### Records supplied
■ ■ ■ ■ ■ ■ ■

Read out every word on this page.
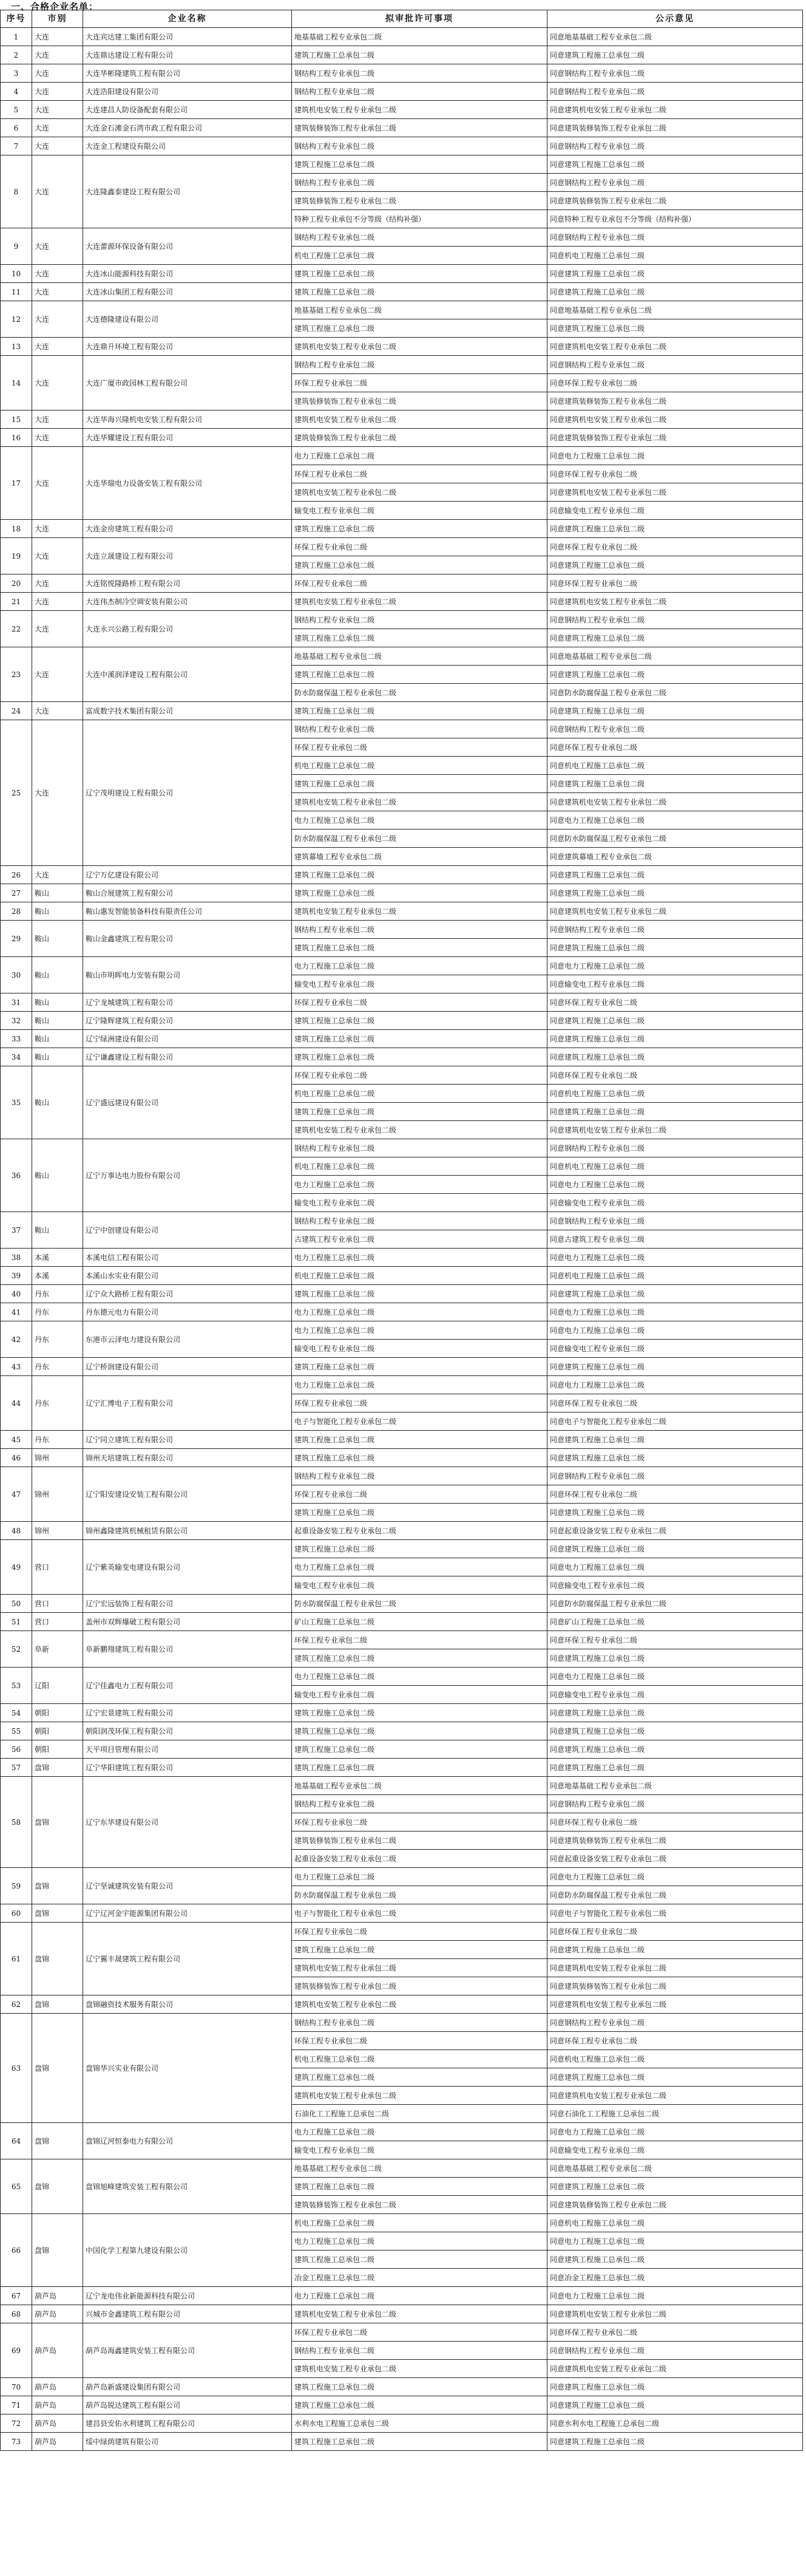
一、合格企业名单：
序号	市别	企业名称	拟审批许可事项	公示意见
1	大连	大连宾达建工集团有限公司	地基基础工程专业承包二级	同意地基基础工程专业承包二级
2	大连	大连鼎达建设工程有限公司	建筑工程施工总承包二级	同意建筑工程施工总承包二级
3	大连	大连华彬隆建筑工程有限公司	钢结构工程专业承包二级	同意钢结构工程专业承包二级
4	大连	大连浩阳建设有限公司	钢结构工程专业承包二级	同意钢结构工程专业承包二级
5	大连	大连建昌人防设备配套有限公司	建筑机电安装工程专业承包二级	同意建筑机电安装工程专业承包二级
6	大连	大连金石滩金石湾市政工程有限公司	建筑装修装饰工程专业承包二级	同意建筑装修装饰工程专业承包二级
7	大连	大连金工程建设有限公司	钢结构工程专业承包二级	同意钢结构工程专业承包二级
8	大连	大连隆鑫泰建设工程有限公司	建筑工程施工总承包二级	同意建筑工程施工总承包二级
			钢结构工程专业承包二级	同意钢结构工程专业承包二级
			建筑装修装饰工程专业承包二级	同意建筑装修装饰工程专业承包二级
			特种工程专业承包不分等级（结构补强）	同意特种工程专业承包不分等级（结构补强）
9	大连	大连蕾源环保设备有限公司	钢结构工程专业承包二级	同意钢结构工程专业承包二级
			机电工程施工总承包二级	同意机电工程施工总承包二级
10	大连	大连冰山能源科技有限公司	建筑工程施工总承包二级	同意建筑工程施工总承包二级
11	大连	大连冰山集团工程有限公司	建筑工程施工总承包二级	同意建筑工程施工总承包二级
12	大连	大连德隆建设有限公司	地基基础工程专业承包二级	同意地基基础工程专业承包二级
			建筑工程施工总承包二级	同意建筑工程施工总承包二级
13	大连	大连鼎升环境工程有限公司	建筑机电安装工程专业承包二级	同意建筑机电安装工程专业承包二级
14	大连	大连广厦市政园林工程有限公司	钢结构工程专业承包二级	同意钢结构工程专业承包二级
			环保工程专业承包二级	同意环保工程专业承包二级
			建筑装修装饰工程专业承包二级	同意建筑装修装饰工程专业承包二级
15	大连	大连华海兴隆机电安装工程有限公司	建筑机电安装工程专业承包二级	同意建筑机电安装工程专业承包二级
16	大连	大连华耀建设工程有限公司	建筑装修装饰工程专业承包二级	同意建筑装修装饰工程专业承包二级
17	大连	大连华瑞电力设备安装工程有限公司	电力工程施工总承包二级	同意电力工程施工总承包二级
			环保工程专业承包二级	同意环保工程专业承包二级
			建筑机电安装工程专业承包二级	同意建筑机电安装工程专业承包二级
			输变电工程专业承包二级	同意输变电工程专业承包二级
18	大连	大连金房建筑工程有限公司	建筑工程施工总承包二级	同意建筑工程施工总承包二级
19	大连	大连立晟建设工程有限公司	环保工程专业承包二级	同意环保工程专业承包二级
			建筑工程施工总承包二级	同意建筑工程施工总承包二级
20	大连	大连铭悦隆路桥工程有限公司	环保工程专业承包二级	同意环保工程专业承包二级
21	大连	大连伟杰制冷空调安装有限公司	建筑机电安装工程专业承包二级	同意建筑机电安装工程专业承包二级
22	大连	大连永兴公路工程有限公司	钢结构工程专业承包二级	同意钢结构工程专业承包二级
			建筑工程施工总承包二级	同意建筑工程施工总承包二级
23	大连	大连中溪润泽建设工程有限公司	地基基础工程专业承包二级	同意地基基础工程专业承包二级
			建筑工程施工总承包二级	同意建筑工程施工总承包二级
			防水防腐保温工程专业承包二级	同意防水防腐保温工程专业承包二级
24	大连	富成数字技术集团有限公司	建筑工程施工总承包二级	同意建筑工程施工总承包二级
25	大连	辽宁茂明建设工程有限公司	钢结构工程专业承包二级	同意钢结构工程专业承包二级
			环保工程专业承包二级	同意环保工程专业承包二级
			机电工程施工总承包二级	同意机电工程施工总承包二级
			建筑工程施工总承包二级	同意建筑工程施工总承包二级
			建筑机电安装工程专业承包二级	同意建筑机电安装工程专业承包二级
			电力工程施工总承包二级	同意电力工程施工总承包二级
			防水防腐保温工程专业承包二级	同意防水防腐保温工程专业承包二级
			建筑幕墙工程专业承包二级	同意建筑幕墙工程专业承包二级
26	大连	辽宁万亿建设有限公司	建筑工程施工总承包二级	同意建筑工程施工总承包二级
27	鞍山	鞍山合展建筑工程有限公司	建筑工程施工总承包二级	同意建筑工程施工总承包二级
28	鞍山	鞍山惠发智能装备科技有限责任公司	建筑机电安装工程专业承包二级	同意建筑机电安装工程专业承包二级
29	鞍山	鞍山金鑫建筑工程有限公司	钢结构工程专业承包二级	同意钢结构工程专业承包二级
			建筑工程施工总承包二级	同意建筑工程施工总承包二级
30	鞍山	鞍山市明晖电力安装有限公司	电力工程施工总承包二级	同意电力工程施工总承包二级
			输变电工程专业承包二级	同意输变电工程专业承包二级
31	鞍山	辽宁龙城建筑工程有限公司	环保工程专业承包二级	同意环保工程专业承包二级
32	鞍山	辽宁隆辉建筑工程有限公司	建筑工程施工总承包二级	同意建筑工程施工总承包二级
33	鞍山	辽宁绿洲建设有限公司	建筑工程施工总承包二级	同意建筑工程施工总承包二级
34	鞍山	辽宁谦鑫建设工程有限公司	建筑工程施工总承包二级	同意建筑工程施工总承包二级
35	鞍山	辽宁盛远建设有限公司	环保工程专业承包二级	同意环保工程专业承包二级
			机电工程施工总承包二级	同意机电工程施工总承包二级
			建筑工程施工总承包二级	同意建筑工程施工总承包二级
			建筑机电安装工程专业承包二级	同意建筑机电安装工程专业承包二级
36	鞍山	辽宁万事达电力股份有限公司	钢结构工程专业承包二级	同意钢结构工程专业承包二级
			机电工程施工总承包二级	同意机电工程施工总承包二级
			电力工程施工总承包二级	同意电力工程施工总承包二级
			输变电工程专业承包二级	同意输变电工程专业承包二级
37	鞍山	辽宁中创建设有限公司	钢结构工程专业承包二级	同意钢结构工程专业承包二级
			古建筑工程专业承包二级	同意古建筑工程专业承包二级
38	本溪	本溪电信工程有限公司	电力工程施工总承包二级	同意电力工程施工总承包二级
39	本溪	本溪山水实业有限公司	机电工程施工总承包二级	同意机电工程施工总承包二级
40	丹东	辽宁众大路桥工程有限公司	建筑工程施工总承包二级	同意建筑工程施工总承包二级
41	丹东	丹东德元电力有限公司	电力工程施工总承包二级	同意电力工程施工总承包二级
42	丹东	东港市云泽电力建设有限公司	电力工程施工总承包二级	同意电力工程施工总承包二级
			输变电工程专业承包二级	同意输变电工程专业承包二级
43	丹东	辽宁桥润建设有限公司	建筑工程施工总承包二级	同意建筑工程施工总承包二级
44	丹东	辽宁汇博电子工程有限公司	电力工程施工总承包二级	同意电力工程施工总承包二级
			环保工程专业承包二级	同意环保工程专业承包二级
			电子与智能化工程专业承包二级	同意电子与智能化工程专业承包二级
45	丹东	辽宁同立建筑工程有限公司	建筑工程施工总承包二级	同意建筑工程施工总承包二级
46	锦州	锦州天培建筑工程有限公司	建筑工程施工总承包二级	同意建筑工程施工总承包二级
47	锦州	辽宁阳安建设安装工程有限公司	钢结构工程专业承包二级	同意钢结构工程专业承包二级
			环保工程专业承包二级	同意环保工程专业承包二级
			建筑工程施工总承包二级	同意建筑工程施工总承包二级
48	锦州	锦州鑫隆建筑机械租赁有限公司	起重设备安装工程专业承包二级	同意起重设备安装工程专业承包二级
49	营口	辽宁紫英输变电建设有限公司	建筑工程施工总承包二级	同意建筑工程施工总承包二级
			电力工程施工总承包二级	同意电力工程施工总承包二级
			输变电工程专业承包二级	同意输变电工程专业承包二级
50	营口	辽宁宏远装饰工程有限公司	防水防腐保温工程专业承包二级	同意防水防腐保温工程专业承包二级
51	营口	盖州市双辉爆破工程有限公司	矿山工程施工总承包二级	同意矿山工程施工总承包二级
52	阜新	阜新鹏翔建筑工程有限公司	环保工程专业承包二级	同意环保工程专业承包二级
			建筑工程施工总承包二级	同意建筑工程施工总承包二级
53	辽阳	辽宁佳鑫电力工程有限公司	电力工程施工总承包二级	同意电力工程施工总承包二级
			输变电工程专业承包二级	同意输变电工程专业承包二级
54	朝阳	辽宁宏景建筑工程有限公司	建筑工程施工总承包二级	同意建筑工程施工总承包二级
55	朝阳	朝阳润茂环保工程有限公司	建筑工程施工总承包二级	同意建筑工程施工总承包二级
56	朝阳	天平项目管理有限公司	建筑工程施工总承包二级	同意建筑工程施工总承包二级
57	盘锦	辽宁华阳建筑工程有限公司	建筑工程施工总承包二级	同意建筑工程施工总承包二级
58	盘锦	辽宁东华建设有限公司	地基基础工程专业承包二级	同意地基基础工程专业承包二级
			钢结构工程专业承包二级	同意钢结构工程专业承包二级
			环保工程专业承包二级	同意环保工程专业承包二级
			建筑装修装饰工程专业承包二级	同意建筑装修装饰工程专业承包二级
			起重设备安装工程专业承包二级	同意起重设备安装工程专业承包二级
59	盘锦	辽宁坚诚建筑安装有限公司	电力工程施工总承包二级	同意电力工程施工总承包二级
			防水防腐保温工程专业承包二级	同意防水防腐保温工程专业承包二级
60	盘锦	辽宁辽河金宇能源集团有限公司	电子与智能化工程专业承包二级	同意电子与智能化工程专业承包二级
61	盘锦	辽宁翼丰晟建筑工程有限公司	环保工程专业承包二级	同意环保工程专业承包二级
			建筑工程施工总承包二级	同意建筑工程施工总承包二级
			建筑机电安装工程专业承包二级	同意建筑机电安装工程专业承包二级
			建筑装修装饰工程专业承包二级	同意建筑装修装饰工程专业承包二级
62	盘锦	盘锦融资技术服务有限公司	建筑机电安装工程专业承包二级	同意建筑机电安装工程专业承包二级
63	盘锦	盘锦华兴实业有限公司	钢结构工程专业承包二级	同意钢结构工程专业承包二级
			环保工程专业承包二级	同意环保工程专业承包二级
			机电工程施工总承包二级	同意机电工程施工总承包二级
			建筑工程施工总承包二级	同意建筑工程施工总承包二级
			建筑机电安装工程专业承包二级	同意建筑机电安装工程专业承包二级
			石油化工工程施工总承包二级	同意石油化工工程施工总承包二级
64	盘锦	盘锦辽河恒泰电力有限公司	电力工程施工总承包二级	同意电力工程施工总承包二级
			输变电工程专业承包二级	同意输变电工程专业承包二级
65	盘锦	盘锦旭峰建筑安装工程有限公司	地基基础工程专业承包二级	同意地基基础工程专业承包二级
			建筑工程施工总承包二级	同意建筑工程施工总承包二级
			建筑装修装饰工程专业承包二级	同意建筑装修装饰工程专业承包二级
66	盘锦	中国化学工程第九建设有限公司	机电工程施工总承包二级	同意机电工程施工总承包二级
			电力工程施工总承包二级	同意电力工程施工总承包二级
			建筑工程施工总承包二级	同意建筑工程施工总承包二级
			冶金工程施工总承包二级	同意冶金工程施工总承包二级
67	葫芦岛	辽宁龙电伟业新能源科技有限公司	电力工程施工总承包二级	同意电力工程施工总承包二级
68	葫芦岛	兴城市金鑫建筑工程有限公司	建筑机电安装工程专业承包二级	同意建筑机电安装工程专业承包二级
69	葫芦岛	葫芦岛海鑫建筑安装工程有限公司	环保工程专业承包二级	同意环保工程专业承包二级
			钢结构工程专业承包二级	同意钢结构工程专业承包二级
			建筑机电安装工程专业承包二级	同意建筑机电安装工程专业承包二级
70	葫芦岛	葫芦岛新盛建设集团有限公司	建筑工程施工总承包二级	同意建筑工程施工总承包二级
71	葫芦岛	葫芦岛锐达建筑工程有限公司	建筑工程施工总承包二级	同意建筑工程施工总承包二级
72	葫芦岛	建昌县安佑水利建筑工程有限公司	水利水电工程施工总承包二级	同意水利水电工程施工总承包二级
73	葫芦岛	绥中绿荫建筑有限公司	建筑工程施工总承包二级	同意建筑工程施工总承包二级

■ ■ ■ ■ ■ ■ ■

### Problem details
Pick out the lines above that hold the string "地基基础工程专业承包二级" and show them.

### Result for this task
1	大连	大连宾达建工集团有限公司	地基基础工程专业承包二级	同意地基基础工程专业承包二级
12	大连	大连德隆建设有限公司	地基基础工程专业承包二级	同意地基基础工程专业承包二级
23	大连	大连中溪润泽建设工程有限公司	地基基础工程专业承包二级	同意地基基础工程专业承包二级
58	盘锦	辽宁东华建设有限公司	地基基础工程专业承包二级	同意地基基础工程专业承包二级
65	盘锦	盘锦旭峰建筑安装工程有限公司	地基基础工程专业承包二级	同意地基基础工程专业承包二级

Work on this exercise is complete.